Among the lines of these entries, how many hold the word "Indirectly"? State only the number.

-- begin Input for this task --

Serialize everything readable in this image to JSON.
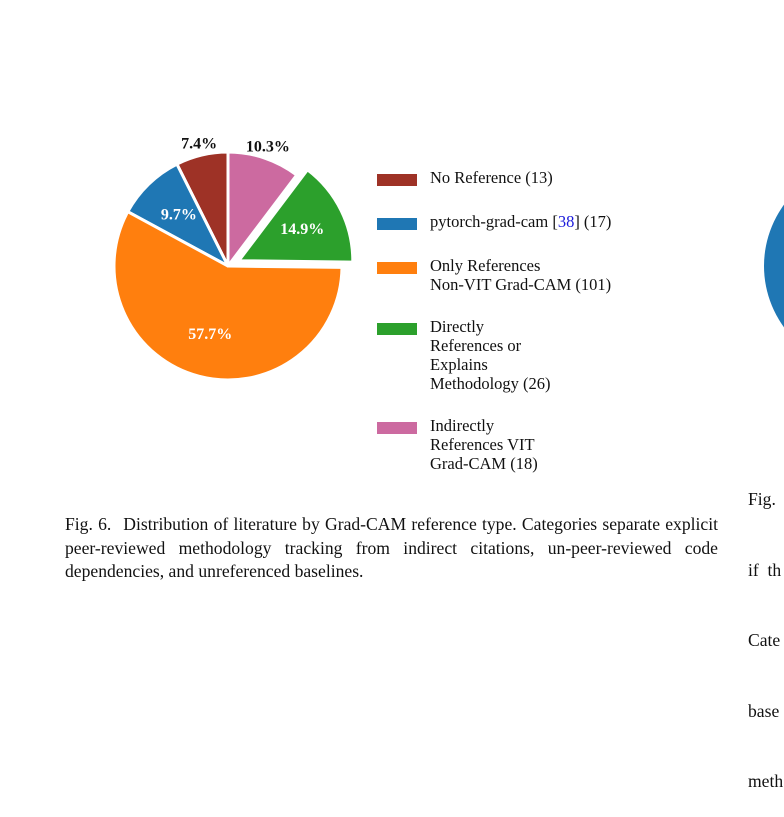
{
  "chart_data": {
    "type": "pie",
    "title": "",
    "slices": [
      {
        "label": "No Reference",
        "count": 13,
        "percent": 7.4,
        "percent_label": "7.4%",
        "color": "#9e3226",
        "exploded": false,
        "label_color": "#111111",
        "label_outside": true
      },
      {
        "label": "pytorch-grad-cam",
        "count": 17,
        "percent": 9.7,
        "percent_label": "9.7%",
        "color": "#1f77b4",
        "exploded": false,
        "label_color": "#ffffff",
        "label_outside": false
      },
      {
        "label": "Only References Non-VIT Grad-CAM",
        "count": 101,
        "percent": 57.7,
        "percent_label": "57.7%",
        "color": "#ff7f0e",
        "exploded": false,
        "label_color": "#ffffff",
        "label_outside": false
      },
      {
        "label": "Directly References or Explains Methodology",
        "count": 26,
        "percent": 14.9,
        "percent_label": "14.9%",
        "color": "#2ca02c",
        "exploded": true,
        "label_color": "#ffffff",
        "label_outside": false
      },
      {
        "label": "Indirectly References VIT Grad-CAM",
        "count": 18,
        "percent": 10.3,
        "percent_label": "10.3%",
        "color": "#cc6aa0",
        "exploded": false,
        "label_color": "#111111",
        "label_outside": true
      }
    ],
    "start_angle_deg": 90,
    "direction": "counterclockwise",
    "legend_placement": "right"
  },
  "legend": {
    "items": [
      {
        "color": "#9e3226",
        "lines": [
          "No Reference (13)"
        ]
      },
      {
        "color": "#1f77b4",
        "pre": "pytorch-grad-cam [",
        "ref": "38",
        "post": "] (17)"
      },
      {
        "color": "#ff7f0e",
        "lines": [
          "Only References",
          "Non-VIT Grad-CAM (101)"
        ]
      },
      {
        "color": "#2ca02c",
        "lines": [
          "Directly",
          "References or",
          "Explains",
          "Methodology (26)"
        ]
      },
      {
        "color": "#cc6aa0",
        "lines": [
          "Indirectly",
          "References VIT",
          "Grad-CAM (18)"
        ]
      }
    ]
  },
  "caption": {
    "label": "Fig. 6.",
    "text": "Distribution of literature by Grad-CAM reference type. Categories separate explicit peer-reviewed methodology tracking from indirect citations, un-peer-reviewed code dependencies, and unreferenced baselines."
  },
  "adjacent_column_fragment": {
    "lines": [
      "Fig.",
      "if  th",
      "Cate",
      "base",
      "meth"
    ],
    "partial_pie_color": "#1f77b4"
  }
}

-- end Input for this task --

Exercise solution:
2